» Task to carry out
Skip the images. Copy the records exactly as written.

# Start of Exercise input

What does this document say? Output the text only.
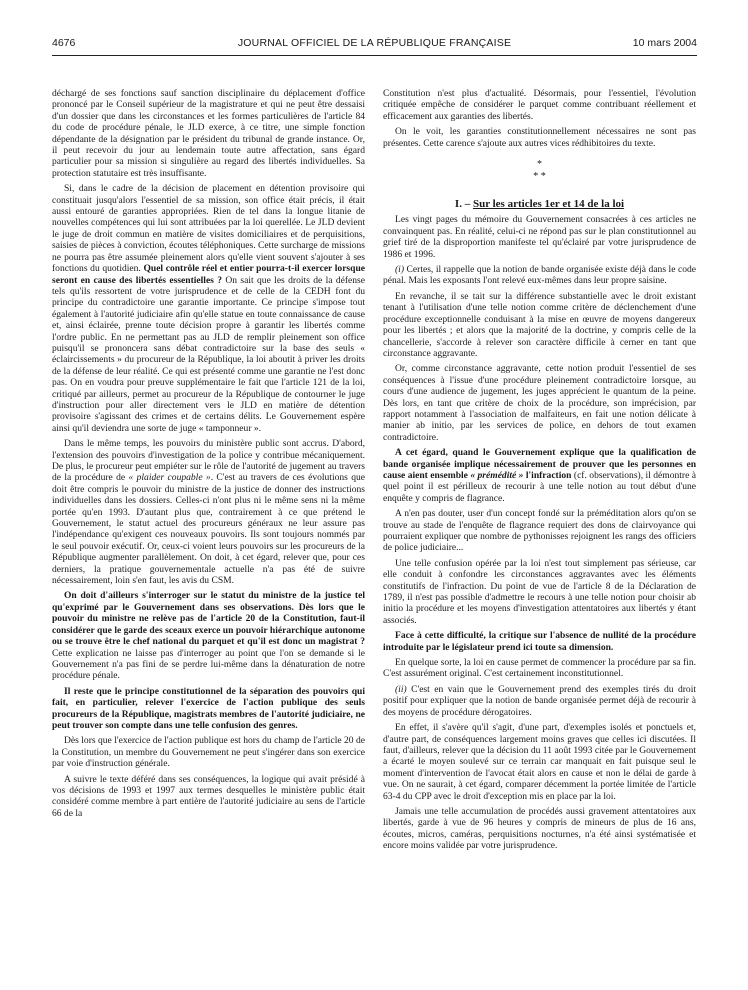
4676	JOURNAL OFFICIEL DE LA RÉPUBLIQUE FRANÇAISE	10 mars 2004

déchargé de ses fonctions sauf sanction disciplinaire du déplacement d'office prononcé par le Conseil supérieur de la magistrature et qui ne peut être dessaisi d'un dossier que dans les circonstances et les formes particulières de l'article 84 du code de procédure pénale, le JLD exerce, à ce titre, une simple fonction dépendante de la désignation par le président du tribunal de grande instance. Or, il peut recevoir du jour au lendemain toute autre affectation, sans égard particulier pour sa mission si singulière au regard des libertés individuelles. Sa protection statutaire est très insuffisante.

Si, dans le cadre de la décision de placement en détention provisoire qui constituait jusqu'alors l'essentiel de sa mission, son office était précis, il était aussi entouré de garanties appropriées. Rien de tel dans la longue litanie de nouvelles compétences qui lui sont attribuées par la loi querellée. Le JLD devient le juge de droit commun en matière de visites domiciliaires et de perquisitions, saisies de pièces à conviction, écoutes téléphoniques. Cette surcharge de missions ne pourra pas être assumée pleinement alors qu'elle vient souvent s'ajouter à ses fonctions du quotidien. Quel contrôle réel et entier pourra-t-il exercer lorsque seront en cause des libertés essentielles ? On sait que les droits de la défense tels qu'ils ressortent de votre jurisprudence et de celle de la CEDH font du principe du contradictoire une garantie importante. Ce principe s'impose tout également à l'autorité judiciaire afin qu'elle statue en toute connaissance de cause et, ainsi éclairée, prenne toute décision propre à garantir les libertés comme l'ordre public. En ne permettant pas au JLD de remplir pleinement son office puisqu'il se prononcera sans débat contradictoire sur la base des seuls « éclaircissements » du procureur de la République, la loi aboutit à priver les droits de la défense de leur réalité. Ce qui est présenté comme une garantie ne l'est donc pas. On en voudra pour preuve supplémentaire le fait que l'article 121 de la loi, critiqué par ailleurs, permet au procureur de la République de contourner le juge d'instruction pour aller directement vers le JLD en matière de détention provisoire s'agissant des crimes et de certains délits. Le Gouvernement espère ainsi qu'il deviendra une sorte de juge « tamponneur ».

Dans le même temps, les pouvoirs du ministère public sont accrus. D'abord, l'extension des pouvoirs d'investigation de la police y contribue mécaniquement. De plus, le procureur peut empiéter sur le rôle de l'autorité de jugement au travers de la procédure de « plaider coupable ». C'est au travers de ces évolutions que doit être compris le pouvoir du ministre de la justice de donner des instructions individuelles dans les dossiers. Celles-ci n'ont plus ni le même sens ni la même portée qu'en 1993. D'autant plus que, contrairement à ce que prétend le Gouvernement, le statut actuel des procureurs généraux ne leur assure pas l'indépendance qu'exigent ces nouveaux pouvoirs. Ils sont toujours nommés par le seul pouvoir exécutif. Or, ceux-ci voient leurs pouvoirs sur les procureurs de la République augmenter parallèlement. On doit, à cet égard, relever que, pour ces derniers, la pratique gouvernementale actuelle n'a pas été de suivre nécessairement, loin s'en faut, les avis du CSM.

On doit d'ailleurs s'interroger sur le statut du ministre de la justice tel qu'exprimé par le Gouvernement dans ses observations. Dès lors que le pouvoir du ministre ne relève pas de l'article 20 de la Constitution, faut-il considérer que le garde des sceaux exerce un pouvoir hiérarchique autonome ou se trouve être le chef national du parquet et qu'il est donc un magistrat ? Cette explication ne laisse pas d'interroger au point que l'on se demande si le Gouvernement n'a pas fini de se perdre lui-même dans la dénaturation de notre procédure pénale.

Il reste que le principe constitutionnel de la séparation des pouvoirs qui fait, en particulier, relever l'exercice de l'action publique des seuls procureurs de la République, magistrats membres de l'autorité judiciaire, ne peut trouver son compte dans une telle confusion des genres.

Dès lors que l'exercice de l'action publique est hors du champ de l'article 20 de la Constitution, un membre du Gouvernement ne peut s'ingérer dans son exercice par voie d'instruction générale.

A suivre le texte déféré dans ses conséquences, la logique qui avait présidé à vos décisions de 1993 et 1997 aux termes desquelles le ministère public était considéré comme membre à part entière de l'autorité judiciaire au sens de l'article 66 de la

Constitution n'est plus d'actualité. Désormais, pour l'essentiel, l'évolution critiquée empêche de considérer le parquet comme contribuant réellement et efficacement aux garanties des libertés.

On le voit, les garanties constitutionnellement nécessaires ne sont pas présentes. Cette carence s'ajoute aux autres vices rédhibitoires du texte.

*
* *

I. – Sur les articles 1er et 14 de la loi

Les vingt pages du mémoire du Gouvernement consacrées à ces articles ne convainquent pas. En réalité, celui-ci ne répond pas sur le plan constitutionnel au grief tiré de la disproportion manifeste tel qu'éclairé par votre jurisprudence de 1986 et 1996.

(i) Certes, il rappelle que la notion de bande organisée existe déjà dans le code pénal. Mais les exposants l'ont relevé eux-mêmes dans leur propre saisine.

En revanche, il se tait sur la différence substantielle avec le droit existant tenant à l'utilisation d'une telle notion comme critère de déclenchement d'une procédure exceptionnelle conduisant à la mise en œuvre de moyens dangereux pour les libertés ; et alors que la majorité de la doctrine, y compris celle de la chancellerie, s'accorde à relever son caractère difficile à cerner en tant que circonstance aggravante.

Or, comme circonstance aggravante, cette notion produit l'essentiel de ses conséquences à l'issue d'une procédure pleinement contradictoire lorsque, au cours d'une audience de jugement, les juges apprécient le quantum de la peine. Dès lors, en tant que critère de choix de la procédure, son imprécision, par rapport notamment à l'association de malfaiteurs, en fait une notion délicate à manier ab initio, par les services de police, en dehors de tout examen contradictoire.

A cet égard, quand le Gouvernement explique que la qualification de bande organisée implique nécessairement de prouver que les personnes en cause aient ensemble « prémédité » l'infraction (cf. observations), il démontre à quel point il est périlleux de recourir à une telle notion au tout début d'une enquête y compris de flagrance.

A n'en pas douter, user d'un concept fondé sur la préméditation alors qu'on se trouve au stade de l'enquête de flagrance requiert des dons de clairvoyance qui pourraient expliquer que nombre de pythonisses rejoignent les rangs des officiers de police judiciaire...

Une telle confusion opérée par la loi n'est tout simplement pas sérieuse, car elle conduit à confondre les circonstances aggravantes avec les éléments constitutifs de l'infraction. Du point de vue de l'article 8 de la Déclaration de 1789, il n'est pas possible d'admettre le recours à une telle notion pour choisir ab initio la procédure et les moyens d'investigation attentatoires aux libertés y étant associés.

Face à cette difficulté, la critique sur l'absence de nullité de la procédure introduite par le législateur prend ici toute sa dimension.

En quelque sorte, la loi en cause permet de commencer la procédure par sa fin. C'est assurément original. C'est certainement inconstitutionnel.

(ii) C'est en vain que le Gouvernement prend des exemples tirés du droit positif pour expliquer que la notion de bande organisée permet déjà de recourir à des moyens de procédure dérogatoires.

En effet, il s'avère qu'il s'agit, d'une part, d'exemples isolés et ponctuels et, d'autre part, de conséquences largement moins graves que celles ici discutées. Il faut, d'ailleurs, relever que la décision du 11 août 1993 citée par le Gouvernement a écarté le moyen soulevé sur ce terrain car manquait en fait puisque seul le moment d'intervention de l'avocat était alors en cause et non le délai de garde à vue. On ne saurait, à cet égard, comparer décemment la portée limitée de l'article 63-4 du CPP avec le droit d'exception mis en place par la loi.

Jamais une telle accumulation de procédés aussi gravement attentatoires aux libertés, garde à vue de 96 heures y compris de mineurs de plus de 16 ans, écoutes, micros, caméras, perquisitions nocturnes, n'a été ainsi systématisée et encore moins validée par votre jurisprudence.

# End of Exercise input

» Answer for the task
What does this document say? Output the text only.
4676	JOURNAL OFFICIEL DE LA RÉPUBLIQUE FRANÇAISE	10 mars 2004

déchargé de ses fonctions sauf sanction disciplinaire du déplacement d'office prononcé par le Conseil supérieur de la magistrature et qui ne peut être dessaisi d'un dossier que dans les circonstances et les formes particulières de l'article 84 du code de procédure pénale, le JLD exerce, à ce titre, une simple fonction dépendante de la désignation par le président du tribunal de grande instance. Or, il peut recevoir du jour au lendemain toute autre affectation, sans égard particulier pour sa mission si singulière au regard des libertés individuelles. Sa protection statutaire est très insuffisante.

Si, dans le cadre de la décision de placement en détention provisoire qui constituait jusqu'alors l'essentiel de sa mission, son office était précis, il était aussi entouré de garanties appropriées. Rien de tel dans la longue litanie de nouvelles compétences qui lui sont attribuées par la loi querellée. Le JLD devient le juge de droit commun en matière de visites domiciliaires et de perquisitions, saisies de pièces à conviction, écoutes téléphoniques. Cette surcharge de missions ne pourra pas être assumée pleinement alors qu'elle vient souvent s'ajouter à ses fonctions du quotidien. Quel contrôle réel et entier pourra-t-il exercer lorsque seront en cause des libertés essentielles ? On sait que les droits de la défense tels qu'ils ressortent de votre jurisprudence et de celle de la CEDH font du principe du contradictoire une garantie importante. Ce principe s'impose tout également à l'autorité judiciaire afin qu'elle statue en toute connaissance de cause et, ainsi éclairée, prenne toute décision propre à garantir les libertés comme l'ordre public. En ne permettant pas au JLD de remplir pleinement son office puisqu'il se prononcera sans débat contradictoire sur la base des seuls « éclaircissements » du procureur de la République, la loi aboutit à priver les droits de la défense de leur réalité. Ce qui est présenté comme une garantie ne l'est donc pas. On en voudra pour preuve supplémentaire le fait que l'article 121 de la loi, critiqué par ailleurs, permet au procureur de la République de contourner le juge d'instruction pour aller directement vers le JLD en matière de détention provisoire s'agissant des crimes et de certains délits. Le Gouvernement espère ainsi qu'il deviendra une sorte de juge « tamponneur ».

Dans le même temps, les pouvoirs du ministère public sont accrus. D'abord, l'extension des pouvoirs d'investigation de la police y contribue mécaniquement. De plus, le procureur peut empiéter sur le rôle de l'autorité de jugement au travers de la procédure de « plaider coupable ». C'est au travers de ces évolutions que doit être compris le pouvoir du ministre de la justice de donner des instructions individuelles dans les dossiers. Celles-ci n'ont plus ni le même sens ni la même portée qu'en 1993. D'autant plus que, contrairement à ce que prétend le Gouvernement, le statut actuel des procureurs généraux ne leur assure pas l'indépendance qu'exigent ces nouveaux pouvoirs. Ils sont toujours nommés par le seul pouvoir exécutif. Or, ceux-ci voient leurs pouvoirs sur les procureurs de la République augmenter parallèlement. On doit, à cet égard, relever que, pour ces derniers, la pratique gouvernementale actuelle n'a pas été de suivre nécessairement, loin s'en faut, les avis du CSM.

On doit d'ailleurs s'interroger sur le statut du ministre de la justice tel qu'exprimé par le Gouvernement dans ses observations. Dès lors que le pouvoir du ministre ne relève pas de l'article 20 de la Constitution, faut-il considérer que le garde des sceaux exerce un pouvoir hiérarchique autonome ou se trouve être le chef national du parquet et qu'il est donc un magistrat ? Cette explication ne laisse pas d'interroger au point que l'on se demande si le Gouvernement n'a pas fini de se perdre lui-même dans la dénaturation de notre procédure pénale.

Il reste que le principe constitutionnel de la séparation des pouvoirs qui fait, en particulier, relever l'exercice de l'action publique des seuls procureurs de la République, magistrats membres de l'autorité judiciaire, ne peut trouver son compte dans une telle confusion des genres.

Dès lors que l'exercice de l'action publique est hors du champ de l'article 20 de la Constitution, un membre du Gouvernement ne peut s'ingérer dans son exercice par voie d'instruction générale.

A suivre le texte déféré dans ses conséquences, la logique qui avait présidé à vos décisions de 1993 et 1997 aux termes desquelles le ministère public était considéré comme membre à part entière de l'autorité judiciaire au sens de l'article 66 de la

Constitution n'est plus d'actualité. Désormais, pour l'essentiel, l'évolution critiquée empêche de considérer le parquet comme contribuant réellement et efficacement aux garanties des libertés.

On le voit, les garanties constitutionnellement nécessaires ne sont pas présentes. Cette carence s'ajoute aux autres vices rédhibitoires du texte.

*
* *

I. – Sur les articles 1er et 14 de la loi

Les vingt pages du mémoire du Gouvernement consacrées à ces articles ne convainquent pas. En réalité, celui-ci ne répond pas sur le plan constitutionnel au grief tiré de la disproportion manifeste tel qu'éclairé par votre jurisprudence de 1986 et 1996.

(i) Certes, il rappelle que la notion de bande organisée existe déjà dans le code pénal. Mais les exposants l'ont relevé eux-mêmes dans leur propre saisine.

En revanche, il se tait sur la différence substantielle avec le droit existant tenant à l'utilisation d'une telle notion comme critère de déclenchement d'une procédure exceptionnelle conduisant à la mise en œuvre de moyens dangereux pour les libertés ; et alors que la majorité de la doctrine, y compris celle de la chancellerie, s'accorde à relever son caractère difficile à cerner en tant que circonstance aggravante.

Or, comme circonstance aggravante, cette notion produit l'essentiel de ses conséquences à l'issue d'une procédure pleinement contradictoire lorsque, au cours d'une audience de jugement, les juges apprécient le quantum de la peine. Dès lors, en tant que critère de choix de la procédure, son imprécision, par rapport notamment à l'association de malfaiteurs, en fait une notion délicate à manier ab initio, par les services de police, en dehors de tout examen contradictoire.

A cet égard, quand le Gouvernement explique que la qualification de bande organisée implique nécessairement de prouver que les personnes en cause aient ensemble « prémédité » l'infraction (cf. observations), il démontre à quel point il est périlleux de recourir à une telle notion au tout début d'une enquête y compris de flagrance.

A n'en pas douter, user d'un concept fondé sur la préméditation alors qu'on se trouve au stade de l'enquête de flagrance requiert des dons de clairvoyance qui pourraient expliquer que nombre de pythonisses rejoignent les rangs des officiers de police judiciaire...

Une telle confusion opérée par la loi n'est tout simplement pas sérieuse, car elle conduit à confondre les circonstances aggravantes avec les éléments constitutifs de l'infraction. Du point de vue de l'article 8 de la Déclaration de 1789, il n'est pas possible d'admettre le recours à une telle notion pour choisir ab initio la procédure et les moyens d'investigation attentatoires aux libertés y étant associés.

Face à cette difficulté, la critique sur l'absence de nullité de la procédure introduite par le législateur prend ici toute sa dimension.

En quelque sorte, la loi en cause permet de commencer la procédure par sa fin. C'est assurément original. C'est certainement inconstitutionnel.

(ii) C'est en vain que le Gouvernement prend des exemples tirés du droit positif pour expliquer que la notion de bande organisée permet déjà de recourir à des moyens de procédure dérogatoires.

En effet, il s'avère qu'il s'agit, d'une part, d'exemples isolés et ponctuels et, d'autre part, de conséquences largement moins graves que celles ici discutées. Il faut, d'ailleurs, relever que la décision du 11 août 1993 citée par le Gouvernement a écarté le moyen soulevé sur ce terrain car manquait en fait puisque seul le moment d'intervention de l'avocat était alors en cause et non le délai de garde à vue. On ne saurait, à cet égard, comparer décemment la portée limitée de l'article 63-4 du CPP avec le droit d'exception mis en place par la loi.

Jamais une telle accumulation de procédés aussi gravement attentatoires aux libertés, garde à vue de 96 heures y compris de mineurs de plus de 16 ans, écoutes, micros, caméras, perquisitions nocturnes, n'a été ainsi systématisée et encore moins validée par votre jurisprudence.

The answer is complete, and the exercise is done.